Dataset listings of figures
________________________

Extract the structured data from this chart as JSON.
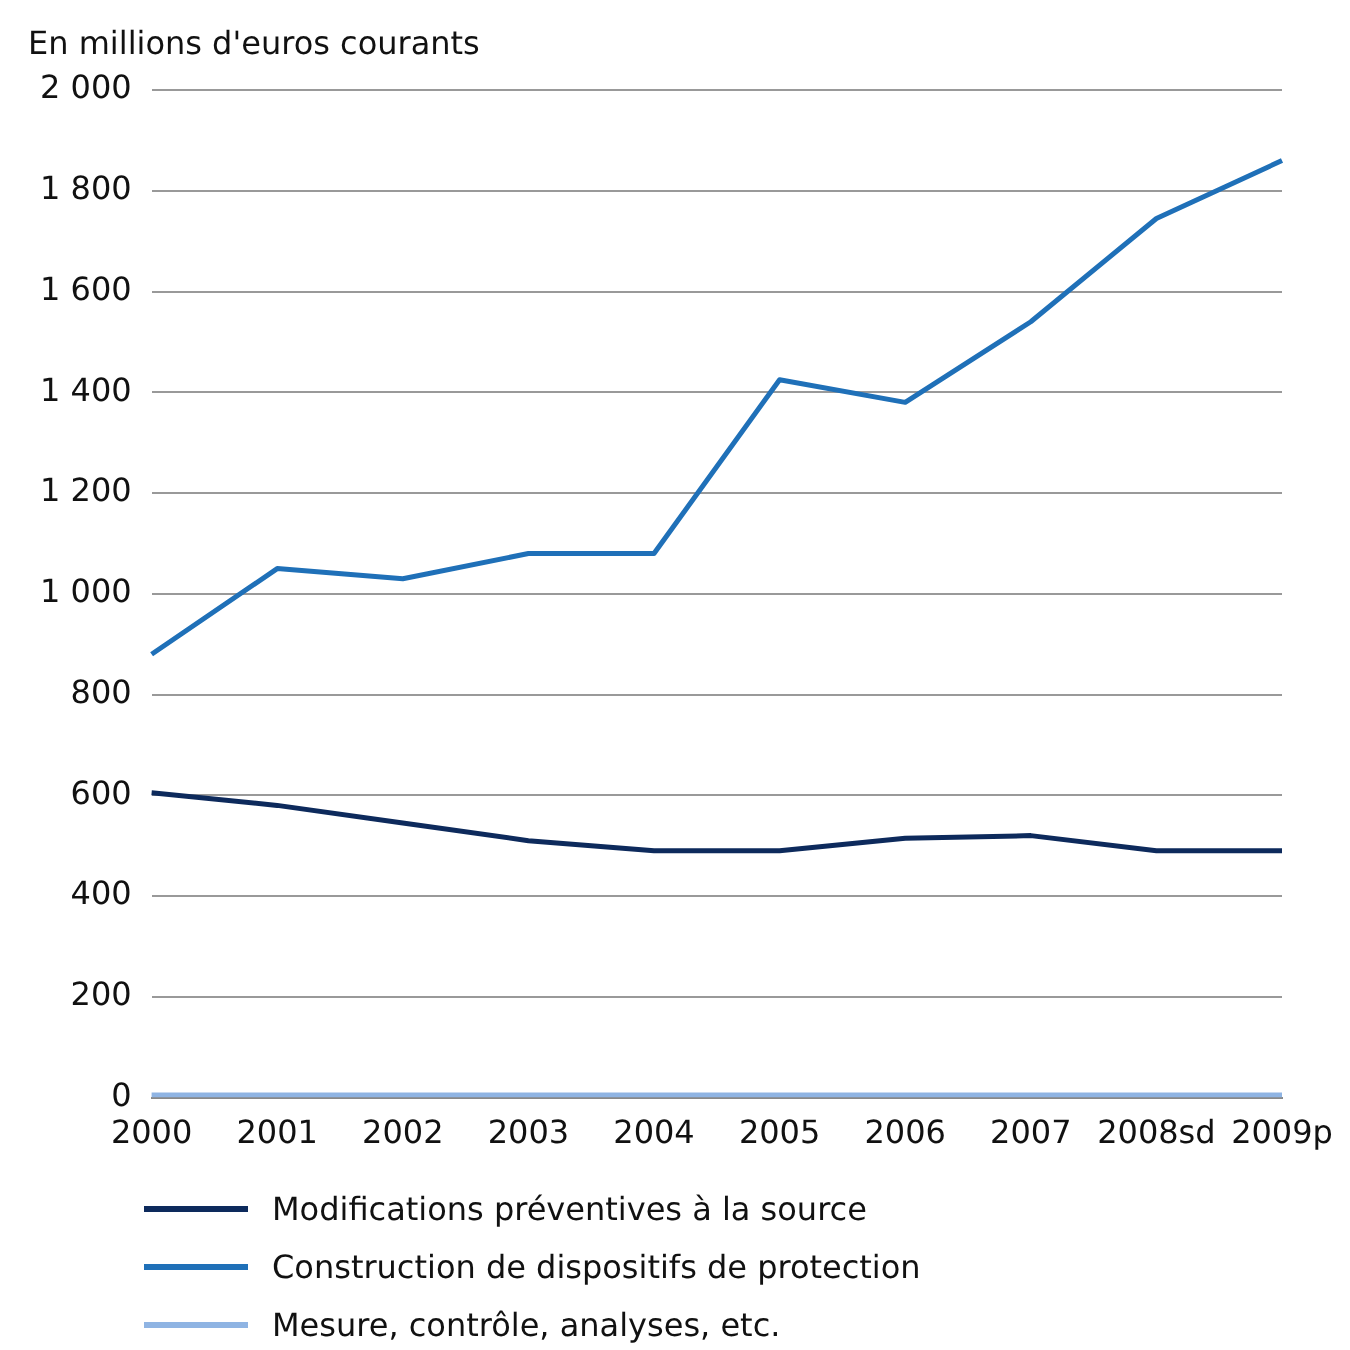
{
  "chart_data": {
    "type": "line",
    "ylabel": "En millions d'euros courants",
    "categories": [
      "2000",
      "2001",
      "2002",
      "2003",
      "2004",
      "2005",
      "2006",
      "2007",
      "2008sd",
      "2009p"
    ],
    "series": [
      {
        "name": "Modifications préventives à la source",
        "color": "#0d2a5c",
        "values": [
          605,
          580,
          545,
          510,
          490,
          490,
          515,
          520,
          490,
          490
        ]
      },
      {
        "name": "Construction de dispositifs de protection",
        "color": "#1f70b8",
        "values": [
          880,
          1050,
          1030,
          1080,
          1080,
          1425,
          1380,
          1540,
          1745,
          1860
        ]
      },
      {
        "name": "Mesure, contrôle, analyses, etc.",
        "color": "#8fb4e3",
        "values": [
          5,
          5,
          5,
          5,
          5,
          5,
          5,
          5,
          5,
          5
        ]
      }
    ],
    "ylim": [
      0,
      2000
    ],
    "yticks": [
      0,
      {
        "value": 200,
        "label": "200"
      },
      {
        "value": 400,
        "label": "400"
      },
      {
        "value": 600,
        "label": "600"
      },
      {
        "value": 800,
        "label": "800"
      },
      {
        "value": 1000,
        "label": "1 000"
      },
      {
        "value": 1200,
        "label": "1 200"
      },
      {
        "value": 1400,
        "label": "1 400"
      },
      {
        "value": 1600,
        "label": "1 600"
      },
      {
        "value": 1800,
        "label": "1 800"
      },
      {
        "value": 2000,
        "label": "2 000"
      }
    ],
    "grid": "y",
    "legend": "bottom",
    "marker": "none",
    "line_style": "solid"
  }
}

________________________

EXERCISE DIRECTIONS: Collect each line holding the string "name".

WRITTEN SOLUTION:
        "name": "Modifications préventives à la source",
        "name": "Construction de dispositifs de protection",
        "name": "Mesure, contrôle, analyses, etc.",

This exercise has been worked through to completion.